* _GOAL_: How many lines in the records below hold the string "style"? Answer with the number alone.

-------- INPUT ROWS

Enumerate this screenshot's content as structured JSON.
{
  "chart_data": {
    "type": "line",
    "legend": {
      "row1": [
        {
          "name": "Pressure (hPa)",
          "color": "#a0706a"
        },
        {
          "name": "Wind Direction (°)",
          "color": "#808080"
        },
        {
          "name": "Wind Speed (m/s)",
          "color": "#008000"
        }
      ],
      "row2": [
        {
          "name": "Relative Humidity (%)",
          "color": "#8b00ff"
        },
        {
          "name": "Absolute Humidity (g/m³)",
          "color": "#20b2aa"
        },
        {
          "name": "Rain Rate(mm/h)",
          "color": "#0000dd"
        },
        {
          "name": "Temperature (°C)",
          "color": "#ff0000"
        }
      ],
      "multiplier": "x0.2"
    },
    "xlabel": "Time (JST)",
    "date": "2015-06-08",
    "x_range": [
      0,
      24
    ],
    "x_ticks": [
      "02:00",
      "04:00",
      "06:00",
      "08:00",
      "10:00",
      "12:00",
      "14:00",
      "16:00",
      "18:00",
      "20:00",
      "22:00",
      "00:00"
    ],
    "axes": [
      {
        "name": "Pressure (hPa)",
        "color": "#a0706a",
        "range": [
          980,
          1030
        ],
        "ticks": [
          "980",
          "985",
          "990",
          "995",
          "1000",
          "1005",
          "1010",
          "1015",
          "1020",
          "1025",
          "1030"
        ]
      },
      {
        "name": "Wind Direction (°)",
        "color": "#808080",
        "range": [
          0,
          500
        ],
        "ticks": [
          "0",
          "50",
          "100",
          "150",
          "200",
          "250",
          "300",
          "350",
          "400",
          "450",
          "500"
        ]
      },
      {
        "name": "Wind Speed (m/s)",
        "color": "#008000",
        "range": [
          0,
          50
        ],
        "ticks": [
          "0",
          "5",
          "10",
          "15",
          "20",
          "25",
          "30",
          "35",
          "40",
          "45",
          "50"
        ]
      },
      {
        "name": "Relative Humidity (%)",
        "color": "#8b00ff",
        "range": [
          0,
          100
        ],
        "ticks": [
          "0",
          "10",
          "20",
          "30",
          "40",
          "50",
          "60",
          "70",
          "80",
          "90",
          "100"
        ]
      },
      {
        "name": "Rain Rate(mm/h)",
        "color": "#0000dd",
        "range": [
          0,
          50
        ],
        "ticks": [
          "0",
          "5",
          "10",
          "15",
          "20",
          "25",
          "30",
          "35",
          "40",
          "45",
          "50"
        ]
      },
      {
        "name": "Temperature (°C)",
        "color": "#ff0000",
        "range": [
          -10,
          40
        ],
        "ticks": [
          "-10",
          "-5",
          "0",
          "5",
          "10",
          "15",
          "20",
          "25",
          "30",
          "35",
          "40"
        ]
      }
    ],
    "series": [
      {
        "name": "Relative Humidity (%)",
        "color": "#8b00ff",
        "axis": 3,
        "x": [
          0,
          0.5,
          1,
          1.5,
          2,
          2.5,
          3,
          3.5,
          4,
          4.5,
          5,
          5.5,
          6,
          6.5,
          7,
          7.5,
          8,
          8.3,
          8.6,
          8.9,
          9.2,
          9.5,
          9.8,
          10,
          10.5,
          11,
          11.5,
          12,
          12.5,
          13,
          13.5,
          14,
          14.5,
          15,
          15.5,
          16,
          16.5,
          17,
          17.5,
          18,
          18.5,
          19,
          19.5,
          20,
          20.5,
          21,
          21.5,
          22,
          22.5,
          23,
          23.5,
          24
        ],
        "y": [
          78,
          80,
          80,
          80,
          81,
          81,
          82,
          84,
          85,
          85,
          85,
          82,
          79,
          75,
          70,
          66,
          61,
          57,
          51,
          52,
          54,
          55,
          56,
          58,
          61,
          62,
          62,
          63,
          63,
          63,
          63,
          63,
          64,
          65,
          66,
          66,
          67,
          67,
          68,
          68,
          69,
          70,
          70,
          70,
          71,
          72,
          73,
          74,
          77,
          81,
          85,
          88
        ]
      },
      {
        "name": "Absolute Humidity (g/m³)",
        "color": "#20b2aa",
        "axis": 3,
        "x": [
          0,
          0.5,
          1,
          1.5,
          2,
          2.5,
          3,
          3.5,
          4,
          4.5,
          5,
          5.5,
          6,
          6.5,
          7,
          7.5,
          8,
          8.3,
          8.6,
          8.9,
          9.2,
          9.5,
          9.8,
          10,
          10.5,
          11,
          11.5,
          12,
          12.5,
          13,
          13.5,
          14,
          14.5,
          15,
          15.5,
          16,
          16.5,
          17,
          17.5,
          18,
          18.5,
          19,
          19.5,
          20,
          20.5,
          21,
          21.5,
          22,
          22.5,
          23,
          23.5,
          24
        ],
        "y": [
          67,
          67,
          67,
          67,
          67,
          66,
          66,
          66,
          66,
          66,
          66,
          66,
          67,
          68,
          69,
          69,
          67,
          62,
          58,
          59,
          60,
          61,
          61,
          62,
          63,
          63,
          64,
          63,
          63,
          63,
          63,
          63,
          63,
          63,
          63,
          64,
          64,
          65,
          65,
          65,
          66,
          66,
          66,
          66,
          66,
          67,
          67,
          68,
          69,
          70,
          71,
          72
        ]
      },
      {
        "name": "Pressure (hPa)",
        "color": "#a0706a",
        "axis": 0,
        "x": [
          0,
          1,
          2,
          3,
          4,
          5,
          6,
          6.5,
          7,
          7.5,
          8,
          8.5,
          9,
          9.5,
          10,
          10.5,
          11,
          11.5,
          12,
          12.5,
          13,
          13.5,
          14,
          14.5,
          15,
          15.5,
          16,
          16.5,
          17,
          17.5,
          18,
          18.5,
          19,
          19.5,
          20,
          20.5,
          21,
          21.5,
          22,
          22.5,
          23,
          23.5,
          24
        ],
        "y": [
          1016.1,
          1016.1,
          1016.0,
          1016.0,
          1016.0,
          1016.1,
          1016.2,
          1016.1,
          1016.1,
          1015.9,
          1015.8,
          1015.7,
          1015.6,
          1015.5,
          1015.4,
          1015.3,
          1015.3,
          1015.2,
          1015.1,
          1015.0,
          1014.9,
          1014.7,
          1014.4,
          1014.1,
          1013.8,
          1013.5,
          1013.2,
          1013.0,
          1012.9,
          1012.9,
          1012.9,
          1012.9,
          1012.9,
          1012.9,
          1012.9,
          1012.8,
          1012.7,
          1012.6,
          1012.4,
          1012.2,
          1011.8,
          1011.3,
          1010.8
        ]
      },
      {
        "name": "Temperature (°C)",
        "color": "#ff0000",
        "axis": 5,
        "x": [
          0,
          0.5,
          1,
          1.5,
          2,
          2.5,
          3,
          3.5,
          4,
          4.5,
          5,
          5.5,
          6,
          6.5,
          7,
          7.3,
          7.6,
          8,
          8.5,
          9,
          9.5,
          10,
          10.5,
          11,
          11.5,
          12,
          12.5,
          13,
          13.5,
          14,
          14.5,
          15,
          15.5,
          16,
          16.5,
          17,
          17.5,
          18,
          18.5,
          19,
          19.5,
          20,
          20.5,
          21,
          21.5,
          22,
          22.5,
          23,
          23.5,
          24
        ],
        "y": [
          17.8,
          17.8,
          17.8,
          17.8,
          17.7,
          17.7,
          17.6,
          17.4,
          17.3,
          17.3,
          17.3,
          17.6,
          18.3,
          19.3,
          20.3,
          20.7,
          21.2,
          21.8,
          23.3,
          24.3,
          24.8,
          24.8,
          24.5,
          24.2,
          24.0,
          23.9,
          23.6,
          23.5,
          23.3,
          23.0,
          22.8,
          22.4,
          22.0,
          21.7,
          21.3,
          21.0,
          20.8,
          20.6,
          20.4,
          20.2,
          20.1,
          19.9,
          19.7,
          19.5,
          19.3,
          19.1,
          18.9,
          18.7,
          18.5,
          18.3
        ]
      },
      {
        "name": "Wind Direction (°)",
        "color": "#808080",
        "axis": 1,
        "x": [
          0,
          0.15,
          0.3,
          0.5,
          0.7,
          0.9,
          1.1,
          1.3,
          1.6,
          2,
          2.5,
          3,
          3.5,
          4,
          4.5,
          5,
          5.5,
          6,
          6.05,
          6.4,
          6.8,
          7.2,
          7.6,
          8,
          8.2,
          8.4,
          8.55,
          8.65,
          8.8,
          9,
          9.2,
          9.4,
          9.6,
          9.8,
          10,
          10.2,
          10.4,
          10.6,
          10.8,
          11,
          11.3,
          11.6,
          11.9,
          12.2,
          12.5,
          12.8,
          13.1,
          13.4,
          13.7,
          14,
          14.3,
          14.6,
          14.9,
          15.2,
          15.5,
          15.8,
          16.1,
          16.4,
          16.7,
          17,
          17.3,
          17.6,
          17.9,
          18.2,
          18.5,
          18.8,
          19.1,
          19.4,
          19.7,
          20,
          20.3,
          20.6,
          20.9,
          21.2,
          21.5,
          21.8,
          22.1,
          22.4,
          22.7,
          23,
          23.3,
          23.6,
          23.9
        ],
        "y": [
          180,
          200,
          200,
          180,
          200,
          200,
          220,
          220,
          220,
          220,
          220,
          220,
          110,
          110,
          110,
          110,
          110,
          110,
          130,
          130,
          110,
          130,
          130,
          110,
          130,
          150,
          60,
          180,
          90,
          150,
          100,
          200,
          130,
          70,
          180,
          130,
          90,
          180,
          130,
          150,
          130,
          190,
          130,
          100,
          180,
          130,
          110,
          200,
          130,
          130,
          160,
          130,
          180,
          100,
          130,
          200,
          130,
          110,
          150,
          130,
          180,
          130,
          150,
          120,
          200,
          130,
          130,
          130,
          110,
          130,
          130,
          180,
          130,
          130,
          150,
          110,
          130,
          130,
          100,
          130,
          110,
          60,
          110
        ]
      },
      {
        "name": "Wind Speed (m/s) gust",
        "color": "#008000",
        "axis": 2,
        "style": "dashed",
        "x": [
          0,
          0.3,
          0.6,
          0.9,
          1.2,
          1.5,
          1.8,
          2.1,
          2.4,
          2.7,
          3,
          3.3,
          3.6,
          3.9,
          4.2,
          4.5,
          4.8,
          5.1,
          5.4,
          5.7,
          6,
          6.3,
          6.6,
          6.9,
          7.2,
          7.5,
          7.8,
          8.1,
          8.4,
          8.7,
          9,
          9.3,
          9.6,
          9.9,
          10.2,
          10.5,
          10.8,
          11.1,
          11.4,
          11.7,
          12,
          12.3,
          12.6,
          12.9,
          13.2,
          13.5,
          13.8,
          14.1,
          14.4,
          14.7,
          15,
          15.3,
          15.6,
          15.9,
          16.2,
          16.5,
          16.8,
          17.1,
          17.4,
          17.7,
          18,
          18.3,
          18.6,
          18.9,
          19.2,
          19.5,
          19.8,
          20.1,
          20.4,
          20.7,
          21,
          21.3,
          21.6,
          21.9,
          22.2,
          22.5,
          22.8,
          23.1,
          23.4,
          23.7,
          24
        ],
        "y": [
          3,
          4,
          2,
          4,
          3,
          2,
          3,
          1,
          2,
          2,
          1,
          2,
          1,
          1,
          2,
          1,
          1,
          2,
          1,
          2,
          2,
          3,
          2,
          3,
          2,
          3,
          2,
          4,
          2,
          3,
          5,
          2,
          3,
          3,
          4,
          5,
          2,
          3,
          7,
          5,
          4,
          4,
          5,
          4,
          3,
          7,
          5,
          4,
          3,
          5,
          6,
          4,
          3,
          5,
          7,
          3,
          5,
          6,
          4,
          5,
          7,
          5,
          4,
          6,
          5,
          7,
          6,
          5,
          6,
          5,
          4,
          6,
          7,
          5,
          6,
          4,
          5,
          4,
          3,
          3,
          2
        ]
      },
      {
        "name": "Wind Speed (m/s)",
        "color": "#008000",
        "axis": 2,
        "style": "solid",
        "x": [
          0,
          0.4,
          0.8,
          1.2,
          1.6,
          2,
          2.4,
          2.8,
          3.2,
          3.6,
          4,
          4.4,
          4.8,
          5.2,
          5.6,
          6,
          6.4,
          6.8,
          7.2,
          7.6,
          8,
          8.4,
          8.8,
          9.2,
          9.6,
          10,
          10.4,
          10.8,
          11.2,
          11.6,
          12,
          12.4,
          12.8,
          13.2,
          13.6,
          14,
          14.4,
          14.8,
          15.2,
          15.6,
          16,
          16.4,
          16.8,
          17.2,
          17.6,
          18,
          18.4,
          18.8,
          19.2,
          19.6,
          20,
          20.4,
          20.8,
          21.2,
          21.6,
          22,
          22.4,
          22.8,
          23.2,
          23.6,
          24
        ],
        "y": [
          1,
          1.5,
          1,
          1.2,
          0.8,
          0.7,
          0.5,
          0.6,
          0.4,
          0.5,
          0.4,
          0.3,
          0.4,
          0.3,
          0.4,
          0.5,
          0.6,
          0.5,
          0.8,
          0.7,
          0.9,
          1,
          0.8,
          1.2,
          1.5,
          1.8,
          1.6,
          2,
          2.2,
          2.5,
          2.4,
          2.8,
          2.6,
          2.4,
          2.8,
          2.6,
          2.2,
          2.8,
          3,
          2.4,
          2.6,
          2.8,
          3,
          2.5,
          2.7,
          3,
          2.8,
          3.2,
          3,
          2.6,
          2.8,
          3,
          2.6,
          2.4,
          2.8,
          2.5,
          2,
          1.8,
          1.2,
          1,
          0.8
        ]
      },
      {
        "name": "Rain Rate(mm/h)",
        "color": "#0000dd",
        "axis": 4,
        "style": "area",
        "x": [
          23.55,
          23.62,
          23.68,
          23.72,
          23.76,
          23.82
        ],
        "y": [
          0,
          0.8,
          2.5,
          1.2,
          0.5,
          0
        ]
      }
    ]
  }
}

----------------

* _RESULT FOR THIS EXERCISE_: 3